Stored entries:
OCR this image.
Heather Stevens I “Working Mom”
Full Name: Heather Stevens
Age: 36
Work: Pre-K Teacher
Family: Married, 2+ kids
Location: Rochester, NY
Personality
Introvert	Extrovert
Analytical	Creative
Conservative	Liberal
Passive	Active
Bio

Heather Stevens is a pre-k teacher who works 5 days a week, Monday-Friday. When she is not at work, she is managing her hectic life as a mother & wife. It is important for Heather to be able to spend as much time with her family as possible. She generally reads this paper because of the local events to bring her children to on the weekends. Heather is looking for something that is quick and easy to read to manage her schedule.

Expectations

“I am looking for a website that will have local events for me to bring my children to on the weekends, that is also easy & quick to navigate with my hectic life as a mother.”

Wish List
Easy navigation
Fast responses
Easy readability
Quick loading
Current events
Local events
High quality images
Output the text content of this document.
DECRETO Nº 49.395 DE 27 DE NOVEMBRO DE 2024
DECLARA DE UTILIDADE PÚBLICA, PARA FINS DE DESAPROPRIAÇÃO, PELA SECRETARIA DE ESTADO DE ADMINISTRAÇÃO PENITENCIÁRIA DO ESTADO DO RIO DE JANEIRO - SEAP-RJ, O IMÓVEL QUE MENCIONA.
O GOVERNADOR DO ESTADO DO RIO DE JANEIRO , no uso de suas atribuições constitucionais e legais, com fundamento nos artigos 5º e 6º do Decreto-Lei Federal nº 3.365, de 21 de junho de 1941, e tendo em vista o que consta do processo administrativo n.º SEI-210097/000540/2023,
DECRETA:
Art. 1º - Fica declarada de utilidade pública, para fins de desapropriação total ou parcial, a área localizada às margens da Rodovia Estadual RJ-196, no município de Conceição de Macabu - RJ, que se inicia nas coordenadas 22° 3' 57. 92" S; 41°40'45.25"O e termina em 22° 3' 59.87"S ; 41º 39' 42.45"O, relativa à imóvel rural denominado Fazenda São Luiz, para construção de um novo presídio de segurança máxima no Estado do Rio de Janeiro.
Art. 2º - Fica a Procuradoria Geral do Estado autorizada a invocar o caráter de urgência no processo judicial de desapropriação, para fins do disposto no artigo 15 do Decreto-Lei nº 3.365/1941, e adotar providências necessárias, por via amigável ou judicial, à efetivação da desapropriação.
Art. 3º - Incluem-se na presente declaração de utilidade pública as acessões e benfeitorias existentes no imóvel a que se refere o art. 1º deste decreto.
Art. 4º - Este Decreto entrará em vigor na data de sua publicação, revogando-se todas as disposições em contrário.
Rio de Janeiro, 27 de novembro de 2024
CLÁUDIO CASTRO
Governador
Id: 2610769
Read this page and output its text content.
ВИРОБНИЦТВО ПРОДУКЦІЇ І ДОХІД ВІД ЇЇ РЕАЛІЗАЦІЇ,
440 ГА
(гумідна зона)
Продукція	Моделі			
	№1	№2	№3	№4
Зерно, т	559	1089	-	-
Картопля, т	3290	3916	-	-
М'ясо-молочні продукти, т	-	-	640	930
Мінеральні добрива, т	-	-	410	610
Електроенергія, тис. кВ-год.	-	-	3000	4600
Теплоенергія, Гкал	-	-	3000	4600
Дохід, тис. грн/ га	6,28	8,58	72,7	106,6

**Short task**.
Exactly reproduce every line of the records.

**Response to this task**.
OCR this image.
Heather Stevens I “Working Mom”
Full Name: Heather Stevens
Age: 36
Work: Pre-K Teacher
Family: Married, 2+ kids
Location: Rochester, NY
Personality
Introvert	Extrovert
Analytical	Creative
Conservative	Liberal
Passive	Active
Bio

Heather Stevens is a pre-k teacher who works 5 days a week, Monday-Friday. When she is not at work, she is managing her hectic life as a mother & wife. It is important for Heather to be able to spend as much time with her family as possible. She generally reads this paper because of the local events to bring her children to on the weekends. Heather is looking for something that is quick and easy to read to manage her schedule.

Expectations

“I am looking for a website that will have local events for me to bring my children to on the weekends, that is also easy & quick to navigate with my hectic life as a mother.”

Wish List
Easy navigation
Fast responses
Easy readability
Quick loading
Current events
Local events
High quality images
Output the text content of this document.
DECRETO Nº 49.395 DE 27 DE NOVEMBRO DE 2024
DECLARA DE UTILIDADE PÚBLICA, PARA FINS DE DESAPROPRIAÇÃO, PELA SECRETARIA DE ESTADO DE ADMINISTRAÇÃO PENITENCIÁRIA DO ESTADO DO RIO DE JANEIRO - SEAP-RJ, O IMÓVEL QUE MENCIONA.
O GOVERNADOR DO ESTADO DO RIO DE JANEIRO , no uso de suas atribuições constitucionais e legais, com fundamento nos artigos 5º e 6º do Decreto-Lei Federal nº 3.365, de 21 de junho de 1941, e tendo em vista o que consta do processo administrativo n.º SEI-210097/000540/2023,
DECRETA:
Art. 1º - Fica declarada de utilidade pública, para fins de desapropriação total ou parcial, a área localizada às margens da Rodovia Estadual RJ-196, no município de Conceição de Macabu - RJ, que se inicia nas coordenadas 22° 3' 57. 92" S; 41°40'45.25"O e termina em 22° 3' 59.87"S ; 41º 39' 42.45"O, relativa à imóvel rural denominado Fazenda São Luiz, para construção de um novo presídio de segurança máxima no Estado do Rio de Janeiro.
Art. 2º - Fica a Procuradoria Geral do Estado autorizada a invocar o caráter de urgência no processo judicial de desapropriação, para fins do disposto no artigo 15 do Decreto-Lei nº 3.365/1941, e adotar providências necessárias, por via amigável ou judicial, à efetivação da desapropriação.
Art. 3º - Incluem-se na presente declaração de utilidade pública as acessões e benfeitorias existentes no imóvel a que se refere o art. 1º deste decreto.
Art. 4º - Este Decreto entrará em vigor na data de sua publicação, revogando-se todas as disposições em contrário.
Rio de Janeiro, 27 de novembro de 2024
CLÁUDIO CASTRO
Governador
Id: 2610769
Read this page and output its text content.
ВИРОБНИЦТВО ПРОДУКЦІЇ І ДОХІД ВІД ЇЇ РЕАЛІЗАЦІЇ,
440 ГА
(гумідна зона)
Продукція	Моделі			
	№1	№2	№3	№4
Зерно, т	559	1089	-	-
Картопля, т	3290	3916	-	-
М'ясо-молочні продукти, т	-	-	640	930
Мінеральні добрива, т	-	-	410	610
Електроенергія, тис. кВ-год.	-	-	3000	4600
Теплоенергія, Гкал	-	-	3000	4600
Дохід, тис. грн/ га	6,28	8,58	72,7	106,6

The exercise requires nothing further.